What needs to be done - Format every line of the items below as a Markdown table with two columns, Row for the line number and Line for the line itself, skipping any blank lines. Leave the pictures out of the table.

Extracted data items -
★ ★ ★

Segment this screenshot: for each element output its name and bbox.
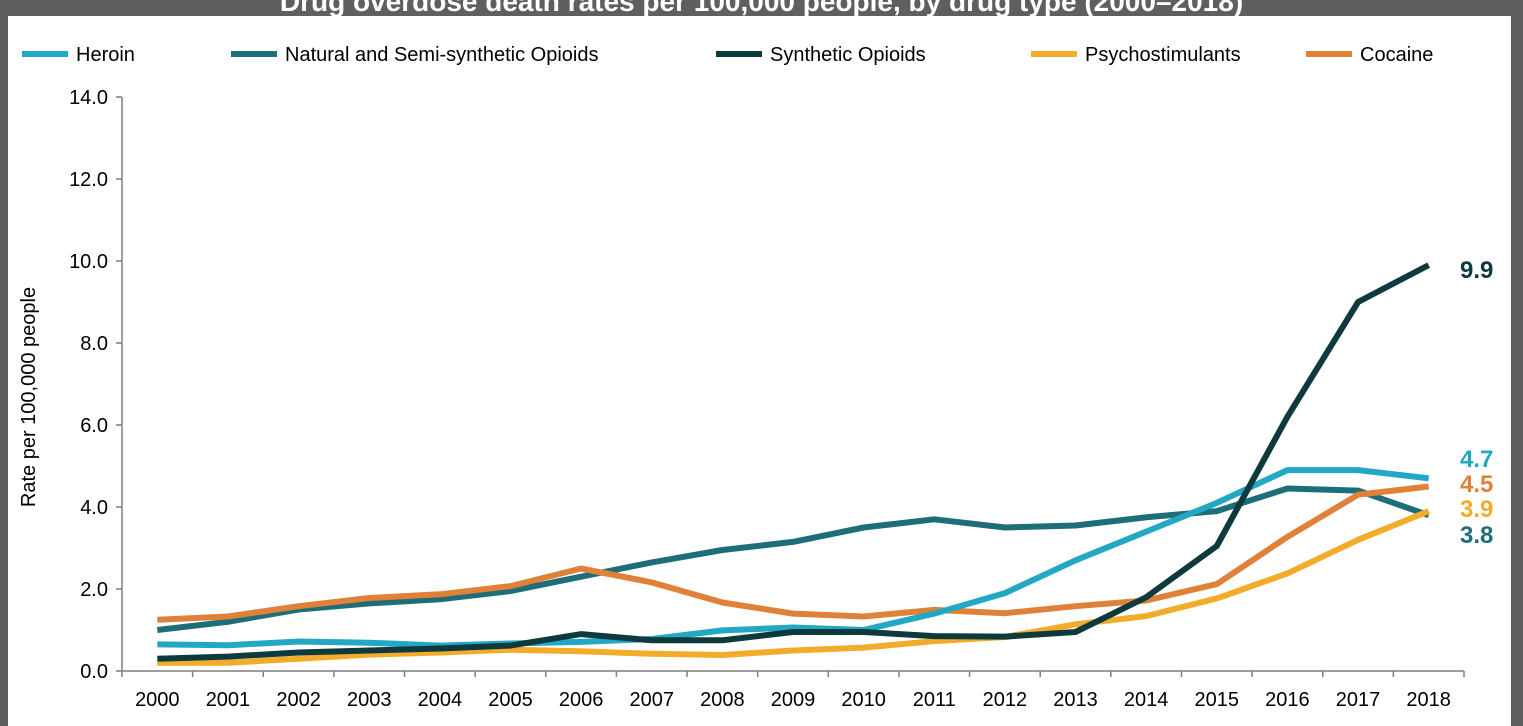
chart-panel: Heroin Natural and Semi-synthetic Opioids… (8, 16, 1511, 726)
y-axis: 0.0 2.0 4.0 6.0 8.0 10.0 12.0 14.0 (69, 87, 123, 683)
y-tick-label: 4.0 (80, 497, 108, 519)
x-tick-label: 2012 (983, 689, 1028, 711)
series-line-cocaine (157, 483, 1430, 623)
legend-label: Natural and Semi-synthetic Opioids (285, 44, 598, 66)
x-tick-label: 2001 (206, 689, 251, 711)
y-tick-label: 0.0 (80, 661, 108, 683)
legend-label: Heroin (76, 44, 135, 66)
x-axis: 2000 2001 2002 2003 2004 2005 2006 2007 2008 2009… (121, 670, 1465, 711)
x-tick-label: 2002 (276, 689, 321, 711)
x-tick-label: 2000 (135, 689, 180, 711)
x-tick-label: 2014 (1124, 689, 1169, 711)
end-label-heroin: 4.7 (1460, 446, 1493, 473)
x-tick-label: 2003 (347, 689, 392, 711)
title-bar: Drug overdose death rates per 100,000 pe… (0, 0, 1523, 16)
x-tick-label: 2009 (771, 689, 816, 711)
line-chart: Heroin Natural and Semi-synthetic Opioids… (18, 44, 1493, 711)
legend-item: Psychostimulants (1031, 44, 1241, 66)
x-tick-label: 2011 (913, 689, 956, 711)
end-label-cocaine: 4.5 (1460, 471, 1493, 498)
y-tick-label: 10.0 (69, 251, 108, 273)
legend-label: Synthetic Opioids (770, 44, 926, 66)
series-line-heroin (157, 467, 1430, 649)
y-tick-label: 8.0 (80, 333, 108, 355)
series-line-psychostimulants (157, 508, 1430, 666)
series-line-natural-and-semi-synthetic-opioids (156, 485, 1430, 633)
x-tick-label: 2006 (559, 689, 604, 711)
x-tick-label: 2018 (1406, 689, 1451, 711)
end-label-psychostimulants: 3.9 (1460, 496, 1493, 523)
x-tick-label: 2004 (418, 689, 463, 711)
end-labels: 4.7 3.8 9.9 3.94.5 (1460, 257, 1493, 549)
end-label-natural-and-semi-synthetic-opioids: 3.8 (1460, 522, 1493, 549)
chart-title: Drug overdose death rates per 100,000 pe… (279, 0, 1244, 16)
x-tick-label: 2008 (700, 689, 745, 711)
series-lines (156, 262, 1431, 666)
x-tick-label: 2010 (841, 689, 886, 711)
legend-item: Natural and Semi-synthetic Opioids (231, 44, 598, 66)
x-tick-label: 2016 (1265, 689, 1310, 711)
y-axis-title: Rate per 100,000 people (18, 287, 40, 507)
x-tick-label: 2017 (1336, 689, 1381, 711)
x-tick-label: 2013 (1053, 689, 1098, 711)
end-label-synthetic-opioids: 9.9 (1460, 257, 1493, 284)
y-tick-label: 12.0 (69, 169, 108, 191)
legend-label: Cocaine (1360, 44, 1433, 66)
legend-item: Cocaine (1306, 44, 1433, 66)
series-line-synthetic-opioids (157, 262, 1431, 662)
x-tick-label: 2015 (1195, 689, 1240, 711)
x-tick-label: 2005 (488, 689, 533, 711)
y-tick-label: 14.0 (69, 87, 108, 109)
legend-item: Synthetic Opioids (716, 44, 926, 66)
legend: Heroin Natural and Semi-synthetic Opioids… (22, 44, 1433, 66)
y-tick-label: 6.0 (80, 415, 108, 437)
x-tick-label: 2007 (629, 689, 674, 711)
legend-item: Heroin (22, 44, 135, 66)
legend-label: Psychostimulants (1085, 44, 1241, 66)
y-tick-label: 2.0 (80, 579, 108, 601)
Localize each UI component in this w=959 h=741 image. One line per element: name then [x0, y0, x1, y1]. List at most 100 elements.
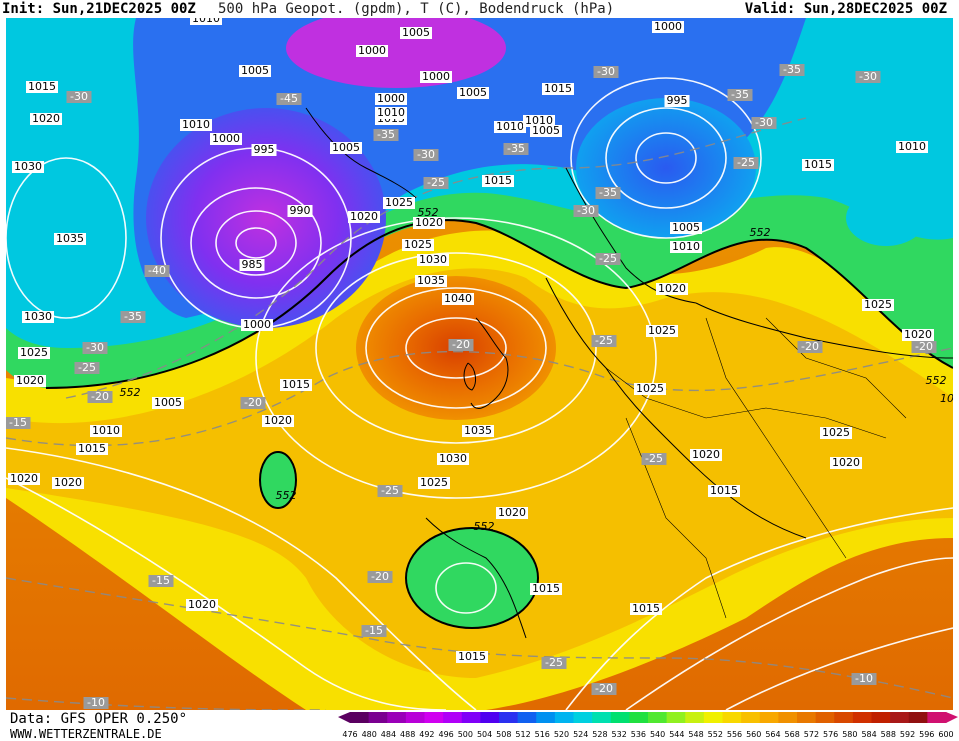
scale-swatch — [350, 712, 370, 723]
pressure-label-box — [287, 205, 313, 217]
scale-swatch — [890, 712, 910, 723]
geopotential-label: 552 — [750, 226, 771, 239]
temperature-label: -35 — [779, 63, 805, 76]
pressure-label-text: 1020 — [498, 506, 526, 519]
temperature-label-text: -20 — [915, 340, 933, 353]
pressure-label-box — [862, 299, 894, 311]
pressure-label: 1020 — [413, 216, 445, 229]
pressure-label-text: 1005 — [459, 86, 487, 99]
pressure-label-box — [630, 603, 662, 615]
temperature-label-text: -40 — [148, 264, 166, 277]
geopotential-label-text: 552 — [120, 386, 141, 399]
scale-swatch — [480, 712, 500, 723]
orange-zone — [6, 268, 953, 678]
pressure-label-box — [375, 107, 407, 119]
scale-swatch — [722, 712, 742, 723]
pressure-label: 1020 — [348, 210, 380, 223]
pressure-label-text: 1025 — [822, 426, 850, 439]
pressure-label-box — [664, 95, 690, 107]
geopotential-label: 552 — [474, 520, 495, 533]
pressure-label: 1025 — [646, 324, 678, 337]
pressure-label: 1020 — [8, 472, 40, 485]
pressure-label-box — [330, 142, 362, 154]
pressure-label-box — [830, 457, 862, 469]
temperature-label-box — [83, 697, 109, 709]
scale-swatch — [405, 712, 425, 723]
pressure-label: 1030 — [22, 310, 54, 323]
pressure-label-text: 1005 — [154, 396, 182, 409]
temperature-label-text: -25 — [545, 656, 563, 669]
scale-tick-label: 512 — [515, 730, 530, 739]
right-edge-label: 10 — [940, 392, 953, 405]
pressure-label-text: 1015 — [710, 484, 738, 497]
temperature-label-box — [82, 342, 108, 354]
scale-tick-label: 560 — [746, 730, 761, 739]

★ ★ ★

Final result -
| Row | Line |
|---|---|
| 1 | Segment this screenshot: for each element output its name and bbox. |
| 2 | chart-panel: Heroin Natural and Semi-synthetic Opioids… (8, 16, 1511, 726) |
| 3 | y-axis: 0.0 2.0 4.0 6.0 8.0 10.0 12.0 14.0 (69, 87, 123, 683) |
| 4 | y-tick-label: 4.0 (80, 497, 108, 519) |
| 5 | x-tick-label: 2012 (983, 689, 1028, 711) |
| 6 | series-line-cocaine (157, 483, 1430, 623) |
| 7 | legend-label: Natural and Semi-synthetic Opioids (285, 44, 598, 66) |
| 8 | x-tick-label: 2001 (206, 689, 251, 711) |
| 9 | y-tick-label: 0.0 (80, 661, 108, 683) |
| 10 | legend-label: Heroin (76, 44, 135, 66) |
| 11 | x-axis: 2000 2001 2002 2003 2004 2005 2006 2007 2008 2009… (121, 670, 1465, 711) |
| 12 | x-tick-label: 2002 (276, 689, 321, 711) |
| 13 | x-tick-label: 2000 (135, 689, 180, 711) |
| 14 | x-tick-label: 2014 (1124, 689, 1169, 711) |
| 15 | end-label-heroin: 4.7 (1460, 446, 1493, 473) |
| 16 | x-tick-label: 2003 (347, 689, 392, 711) |
| 17 | title-bar: Drug overdose death rates per 100,000 pe… (0, 0, 1523, 16) |
| 18 | x-tick-label: 2009 (771, 689, 816, 711) |
| 19 | line-chart: Heroin Natural and Semi-synthetic Opioids… (18, 44, 1493, 711) |
| 20 | legend-item: Psychostimulants (1031, 44, 1241, 66) |
| 21 | x-tick-label: 2011 (913, 689, 956, 711) |
| 22 | end-label-cocaine: 4.5 (1460, 471, 1493, 498) |
| 23 | y-tick-label: 10.0 (69, 251, 108, 273) |
| 24 | legend-label: Synthetic Opioids (770, 44, 926, 66) |
| 25 | series-line-heroin (157, 467, 1430, 649) |
| 26 | y-tick-label: 8.0 (80, 333, 108, 355) |
| 27 | series-line-psychostimulants (157, 508, 1430, 666) |
| 28 | series-line-natural-and-semi-synthetic-opioids (156, 485, 1430, 633) |
| 29 | x-tick-label: 2006 (559, 689, 604, 711) |
| 30 | x-tick-label: 2018 (1406, 689, 1451, 711) |
| 31 | end-label-psychostimulants: 3.9 (1460, 496, 1493, 523) |
| 32 | x-tick-label: 2004 (418, 689, 463, 711) |
| 33 | end-labels: 4.7 3.8 9.9 3.94.5 (1460, 257, 1493, 549) |
| 34 | end-label-natural-and-semi-synthetic-opioids: 3.8 (1460, 522, 1493, 549) |
| 35 | chart-title: Drug overdose death rates per 100,000 pe… (279, 0, 1244, 16) |
| 36 | x-tick-label: 2008 (700, 689, 745, 711) |
| 37 | series-lines (156, 262, 1431, 666) |
| 38 | x-tick-label: 2010 (841, 689, 886, 711) |
| 39 | legend-item: Natural and Semi-synthetic Opioids (231, 44, 598, 66) |
| 40 | x-tick-label: 2016 (1265, 689, 1310, 711) |
| 41 | y-axis-title: Rate per 100,000 people (18, 287, 40, 507) |
| 42 | x-tick-label: 2017 (1336, 689, 1381, 711) |
| 43 | x-tick-label: 2013 (1053, 689, 1098, 711) |
| 44 | end-label-synthetic-opioids: 9.9 (1460, 257, 1493, 284) |
| 45 | y-tick-label: 12.0 (69, 169, 108, 191) |
| 46 | legend-label: Cocaine (1360, 44, 1433, 66) |
| 47 | legend-item: Cocaine (1306, 44, 1433, 66) |
| 48 | series-line-synthetic-opioids (157, 262, 1431, 662) |
| 49 | x-tick-label: 2015 (1195, 689, 1240, 711) |
| 50 | x-tick-label: 2005 (488, 689, 533, 711) |
| 51 | y-tick-label: 14.0 (69, 87, 108, 109) |
| 52 | legend-item: Synthetic Opioids (716, 44, 926, 66) |
| 53 | legend: Heroin Natural and Semi-synthetic Opioids… (22, 44, 1433, 66) |
| 54 | y-tick-label: 6.0 (80, 415, 108, 437) |
| 55 | x-tick-label: 2007 (629, 689, 674, 711) |
| 56 | legend-item: Heroin (22, 44, 135, 66) |
| 57 | legend-label: Psychostimulants (1085, 44, 1241, 66) |
| 58 | y-tick-label: 2.0 (80, 579, 108, 601) |
| 59 | Localize each UI component in this w=959 h=741 image. One line per element: name then [x0, y0, x1, y1]. List at most 100 elements. |
| 60 | scale-swatch — [350, 712, 370, 723] |
| 61 | pressure-label-box — [287, 205, 313, 217] |
| 62 | scale-swatch — [890, 712, 910, 723] |
| 63 | geopotential-label: 552 — [750, 226, 771, 239] |
| 64 | temperature-label: -35 — [779, 63, 805, 76] |
| 65 | pressure-label-text: 1020 — [498, 506, 526, 519] |
| 66 | temperature-label-text: -20 — [915, 340, 933, 353] |
| 67 | pressure-label-box — [862, 299, 894, 311] |
| 68 | pressure-label: 1020 — [413, 216, 445, 229] |
| 69 | pressure-label-text: 1005 — [459, 86, 487, 99] |
| 70 | pressure-label-box — [630, 603, 662, 615] |
| 71 | temperature-label-text: -40 — [148, 264, 166, 277] |
| 72 | geopotential-label-text: 552 — [120, 386, 141, 399] |
| 73 | scale-swatch — [480, 712, 500, 723] |
| 74 | orange-zone — [6, 268, 953, 678] |
| 75 | pressure-label-box — [375, 107, 407, 119] |
| 76 | scale-swatch — [722, 712, 742, 723] |
| 77 | pressure-label: 1020 — [348, 210, 380, 223] |
| 78 | pressure-label-text: 1025 — [822, 426, 850, 439] |
| 79 | pressure-label-box — [664, 95, 690, 107] |
| 80 | geopotential-label: 552 — [474, 520, 495, 533] |
| 81 | pressure-label: 1025 — [646, 324, 678, 337] |
| 82 | pressure-label: 1020 — [8, 472, 40, 485] |
| 83 | pressure-label-box — [330, 142, 362, 154] |
| 84 | pressure-label-box — [830, 457, 862, 469] |
| 85 | temperature-label-box — [83, 697, 109, 709] |
| 86 | scale-swatch — [405, 712, 425, 723] |
| 87 | pressure-label: 1030 — [22, 310, 54, 323] |
| 88 | pressure-label-text: 1005 — [154, 396, 182, 409] |
| 89 | temperature-label-text: -25 — [545, 656, 563, 669] |
| 90 | scale-tick-label: 512 — [515, 730, 530, 739] |
| 91 | right-edge-label: 10 — [940, 392, 953, 405] |
| 92 | pressure-label-text: 1015 — [710, 484, 738, 497] |
| 93 | temperature-label-box — [82, 342, 108, 354] |
| 94 | scale-tick-label: 560 — [746, 730, 761, 739] |